Material provided:
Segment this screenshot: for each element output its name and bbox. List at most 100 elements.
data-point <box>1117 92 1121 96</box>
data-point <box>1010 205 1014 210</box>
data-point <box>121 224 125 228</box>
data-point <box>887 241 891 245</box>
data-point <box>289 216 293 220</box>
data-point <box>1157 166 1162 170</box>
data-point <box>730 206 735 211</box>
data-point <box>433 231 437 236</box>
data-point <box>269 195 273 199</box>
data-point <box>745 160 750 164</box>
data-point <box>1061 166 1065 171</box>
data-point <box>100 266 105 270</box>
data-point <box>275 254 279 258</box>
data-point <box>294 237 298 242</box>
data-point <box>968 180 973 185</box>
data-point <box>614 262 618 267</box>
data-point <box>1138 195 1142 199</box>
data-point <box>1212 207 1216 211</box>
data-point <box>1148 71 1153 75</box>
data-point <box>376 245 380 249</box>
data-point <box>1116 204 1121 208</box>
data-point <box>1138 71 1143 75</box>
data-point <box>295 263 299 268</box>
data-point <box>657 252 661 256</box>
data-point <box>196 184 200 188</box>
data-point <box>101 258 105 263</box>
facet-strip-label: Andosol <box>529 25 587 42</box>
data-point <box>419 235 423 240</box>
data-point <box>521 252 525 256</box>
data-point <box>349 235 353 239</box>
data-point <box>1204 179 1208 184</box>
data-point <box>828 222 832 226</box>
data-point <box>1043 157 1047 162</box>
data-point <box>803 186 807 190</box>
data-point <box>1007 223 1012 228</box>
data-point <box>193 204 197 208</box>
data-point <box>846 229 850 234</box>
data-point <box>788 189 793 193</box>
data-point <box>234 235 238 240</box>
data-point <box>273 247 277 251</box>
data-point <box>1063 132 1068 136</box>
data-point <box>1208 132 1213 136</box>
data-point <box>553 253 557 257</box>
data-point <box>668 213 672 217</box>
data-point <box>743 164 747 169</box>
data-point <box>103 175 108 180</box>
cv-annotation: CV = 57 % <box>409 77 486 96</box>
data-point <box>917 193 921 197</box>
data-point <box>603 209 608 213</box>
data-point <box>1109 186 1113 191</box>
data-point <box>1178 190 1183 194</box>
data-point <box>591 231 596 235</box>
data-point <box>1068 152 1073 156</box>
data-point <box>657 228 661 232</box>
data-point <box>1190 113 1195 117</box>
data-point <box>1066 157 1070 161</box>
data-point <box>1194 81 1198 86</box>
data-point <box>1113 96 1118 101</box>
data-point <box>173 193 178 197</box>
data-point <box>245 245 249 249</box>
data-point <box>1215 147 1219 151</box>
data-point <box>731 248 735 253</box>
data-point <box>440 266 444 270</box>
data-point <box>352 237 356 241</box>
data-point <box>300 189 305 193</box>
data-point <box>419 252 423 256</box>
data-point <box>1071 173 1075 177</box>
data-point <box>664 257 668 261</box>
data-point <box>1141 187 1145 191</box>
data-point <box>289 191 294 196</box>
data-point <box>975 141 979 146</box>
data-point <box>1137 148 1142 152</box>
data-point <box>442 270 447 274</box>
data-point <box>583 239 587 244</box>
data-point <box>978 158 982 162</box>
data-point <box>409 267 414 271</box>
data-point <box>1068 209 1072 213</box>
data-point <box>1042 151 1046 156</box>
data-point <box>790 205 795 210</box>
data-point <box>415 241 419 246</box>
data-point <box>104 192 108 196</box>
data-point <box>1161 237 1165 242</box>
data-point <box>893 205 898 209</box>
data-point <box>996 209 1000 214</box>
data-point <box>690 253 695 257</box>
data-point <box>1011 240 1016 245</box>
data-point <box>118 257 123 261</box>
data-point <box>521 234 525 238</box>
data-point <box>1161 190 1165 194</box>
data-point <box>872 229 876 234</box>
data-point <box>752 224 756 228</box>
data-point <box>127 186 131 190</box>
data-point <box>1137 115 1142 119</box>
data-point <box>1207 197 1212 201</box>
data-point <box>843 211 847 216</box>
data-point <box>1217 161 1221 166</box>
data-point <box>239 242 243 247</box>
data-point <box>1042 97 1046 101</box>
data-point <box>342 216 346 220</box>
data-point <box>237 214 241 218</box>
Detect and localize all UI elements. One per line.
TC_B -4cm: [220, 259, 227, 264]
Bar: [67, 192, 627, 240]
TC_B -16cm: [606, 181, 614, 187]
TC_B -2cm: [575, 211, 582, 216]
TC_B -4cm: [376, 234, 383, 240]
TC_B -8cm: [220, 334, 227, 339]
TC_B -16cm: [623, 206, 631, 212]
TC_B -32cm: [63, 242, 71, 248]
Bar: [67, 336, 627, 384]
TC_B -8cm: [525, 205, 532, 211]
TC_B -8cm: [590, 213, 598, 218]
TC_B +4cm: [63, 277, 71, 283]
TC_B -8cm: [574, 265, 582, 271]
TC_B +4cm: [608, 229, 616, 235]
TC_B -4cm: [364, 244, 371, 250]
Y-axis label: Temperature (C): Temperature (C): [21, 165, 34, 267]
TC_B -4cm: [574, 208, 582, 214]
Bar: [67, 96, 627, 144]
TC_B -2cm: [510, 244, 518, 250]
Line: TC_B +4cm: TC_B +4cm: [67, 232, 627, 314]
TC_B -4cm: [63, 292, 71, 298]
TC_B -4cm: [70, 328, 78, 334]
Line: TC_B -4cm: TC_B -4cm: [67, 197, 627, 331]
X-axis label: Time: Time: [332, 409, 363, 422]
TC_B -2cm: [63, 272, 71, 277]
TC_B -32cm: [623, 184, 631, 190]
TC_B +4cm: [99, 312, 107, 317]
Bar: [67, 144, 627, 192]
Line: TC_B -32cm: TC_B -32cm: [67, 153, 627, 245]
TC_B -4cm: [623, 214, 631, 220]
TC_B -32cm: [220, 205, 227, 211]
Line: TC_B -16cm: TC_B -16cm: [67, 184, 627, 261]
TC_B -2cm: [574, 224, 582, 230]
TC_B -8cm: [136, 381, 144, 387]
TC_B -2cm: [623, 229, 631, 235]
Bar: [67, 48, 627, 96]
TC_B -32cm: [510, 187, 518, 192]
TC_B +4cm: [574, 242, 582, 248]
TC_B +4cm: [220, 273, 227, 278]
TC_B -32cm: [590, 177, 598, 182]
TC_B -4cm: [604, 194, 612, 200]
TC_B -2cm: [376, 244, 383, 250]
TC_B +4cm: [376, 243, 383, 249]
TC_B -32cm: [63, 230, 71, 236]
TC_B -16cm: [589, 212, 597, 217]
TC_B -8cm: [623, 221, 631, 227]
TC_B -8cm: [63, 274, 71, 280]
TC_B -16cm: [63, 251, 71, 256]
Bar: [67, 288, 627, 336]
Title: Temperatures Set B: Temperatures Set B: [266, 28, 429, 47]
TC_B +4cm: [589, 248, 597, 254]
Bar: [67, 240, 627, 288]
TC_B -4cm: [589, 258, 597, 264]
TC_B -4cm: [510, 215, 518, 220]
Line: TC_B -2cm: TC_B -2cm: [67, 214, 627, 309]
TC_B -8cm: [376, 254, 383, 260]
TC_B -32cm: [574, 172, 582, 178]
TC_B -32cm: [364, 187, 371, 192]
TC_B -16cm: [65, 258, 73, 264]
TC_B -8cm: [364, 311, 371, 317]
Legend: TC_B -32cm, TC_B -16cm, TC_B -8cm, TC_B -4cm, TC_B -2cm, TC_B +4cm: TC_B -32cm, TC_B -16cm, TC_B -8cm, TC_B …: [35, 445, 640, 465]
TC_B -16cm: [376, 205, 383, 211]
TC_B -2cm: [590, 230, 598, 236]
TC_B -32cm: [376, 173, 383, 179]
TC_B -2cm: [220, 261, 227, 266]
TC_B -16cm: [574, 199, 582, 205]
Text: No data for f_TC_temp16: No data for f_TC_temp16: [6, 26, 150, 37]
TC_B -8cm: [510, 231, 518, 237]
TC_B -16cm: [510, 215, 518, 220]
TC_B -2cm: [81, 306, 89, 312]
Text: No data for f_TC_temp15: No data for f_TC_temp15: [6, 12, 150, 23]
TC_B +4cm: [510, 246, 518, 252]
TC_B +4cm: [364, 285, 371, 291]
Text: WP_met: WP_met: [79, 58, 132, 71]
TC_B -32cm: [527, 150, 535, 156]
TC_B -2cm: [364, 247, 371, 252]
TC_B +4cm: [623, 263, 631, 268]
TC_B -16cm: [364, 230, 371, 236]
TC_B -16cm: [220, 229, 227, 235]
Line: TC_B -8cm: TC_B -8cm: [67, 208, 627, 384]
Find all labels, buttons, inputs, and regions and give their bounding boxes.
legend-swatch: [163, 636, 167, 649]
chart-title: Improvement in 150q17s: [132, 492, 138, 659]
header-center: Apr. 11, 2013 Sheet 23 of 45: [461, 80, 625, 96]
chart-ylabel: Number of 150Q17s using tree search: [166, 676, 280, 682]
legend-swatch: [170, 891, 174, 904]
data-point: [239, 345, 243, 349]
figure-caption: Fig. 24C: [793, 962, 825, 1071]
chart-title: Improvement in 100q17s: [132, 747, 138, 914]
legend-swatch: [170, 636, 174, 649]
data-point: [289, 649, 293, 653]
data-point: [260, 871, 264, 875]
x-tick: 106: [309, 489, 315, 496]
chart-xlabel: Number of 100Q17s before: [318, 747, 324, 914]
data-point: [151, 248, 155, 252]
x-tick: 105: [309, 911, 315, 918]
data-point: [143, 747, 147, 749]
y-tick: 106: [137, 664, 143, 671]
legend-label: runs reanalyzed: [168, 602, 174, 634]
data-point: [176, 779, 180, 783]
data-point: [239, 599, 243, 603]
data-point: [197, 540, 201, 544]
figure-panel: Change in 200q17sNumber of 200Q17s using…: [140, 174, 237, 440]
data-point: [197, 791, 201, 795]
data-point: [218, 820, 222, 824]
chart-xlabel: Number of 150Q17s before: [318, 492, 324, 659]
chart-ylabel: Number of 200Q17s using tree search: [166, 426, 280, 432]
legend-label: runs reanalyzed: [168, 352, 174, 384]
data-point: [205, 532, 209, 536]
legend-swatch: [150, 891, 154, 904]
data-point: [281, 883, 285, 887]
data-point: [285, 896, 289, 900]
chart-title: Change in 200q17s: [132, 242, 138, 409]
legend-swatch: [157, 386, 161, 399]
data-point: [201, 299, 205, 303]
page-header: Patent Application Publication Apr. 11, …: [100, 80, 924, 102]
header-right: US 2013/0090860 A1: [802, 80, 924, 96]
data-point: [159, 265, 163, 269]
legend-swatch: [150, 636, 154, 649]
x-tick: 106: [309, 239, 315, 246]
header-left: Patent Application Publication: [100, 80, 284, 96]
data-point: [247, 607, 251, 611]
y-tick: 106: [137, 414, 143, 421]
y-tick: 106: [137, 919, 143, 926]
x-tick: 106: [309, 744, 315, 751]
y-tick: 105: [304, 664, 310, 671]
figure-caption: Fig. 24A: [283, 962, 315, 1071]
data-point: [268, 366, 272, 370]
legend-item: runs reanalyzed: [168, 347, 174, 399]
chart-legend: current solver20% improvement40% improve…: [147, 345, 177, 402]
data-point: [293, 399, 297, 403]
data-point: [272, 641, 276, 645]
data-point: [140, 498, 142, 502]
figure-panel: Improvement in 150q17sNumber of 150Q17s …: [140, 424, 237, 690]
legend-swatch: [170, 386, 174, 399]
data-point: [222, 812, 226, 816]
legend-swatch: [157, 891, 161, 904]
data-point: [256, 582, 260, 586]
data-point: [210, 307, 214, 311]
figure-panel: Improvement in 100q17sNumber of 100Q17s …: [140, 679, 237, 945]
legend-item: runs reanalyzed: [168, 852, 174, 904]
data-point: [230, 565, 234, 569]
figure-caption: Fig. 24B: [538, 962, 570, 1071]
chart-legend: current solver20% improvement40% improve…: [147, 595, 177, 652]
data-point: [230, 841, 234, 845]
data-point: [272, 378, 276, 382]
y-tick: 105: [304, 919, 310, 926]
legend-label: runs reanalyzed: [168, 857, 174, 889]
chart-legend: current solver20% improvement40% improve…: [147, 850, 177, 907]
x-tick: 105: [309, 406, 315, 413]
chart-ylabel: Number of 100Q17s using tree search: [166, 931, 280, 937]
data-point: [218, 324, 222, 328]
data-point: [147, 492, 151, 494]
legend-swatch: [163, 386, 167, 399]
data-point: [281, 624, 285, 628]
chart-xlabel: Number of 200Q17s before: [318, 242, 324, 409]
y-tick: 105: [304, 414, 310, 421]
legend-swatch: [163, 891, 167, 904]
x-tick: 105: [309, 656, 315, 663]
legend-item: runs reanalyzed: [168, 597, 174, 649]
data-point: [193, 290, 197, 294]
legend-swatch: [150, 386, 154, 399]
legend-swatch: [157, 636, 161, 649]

Exercise task:
Reproduce character for character the stretch from the very first line through the line containing "data-point <box>887 241 891 245</box>".

Written answer:
Segment this screenshot: for each element output its name and bbox. List at most 100 elements.
data-point <box>1117 92 1121 96</box>
data-point <box>1010 205 1014 210</box>
data-point <box>121 224 125 228</box>
data-point <box>887 241 891 245</box>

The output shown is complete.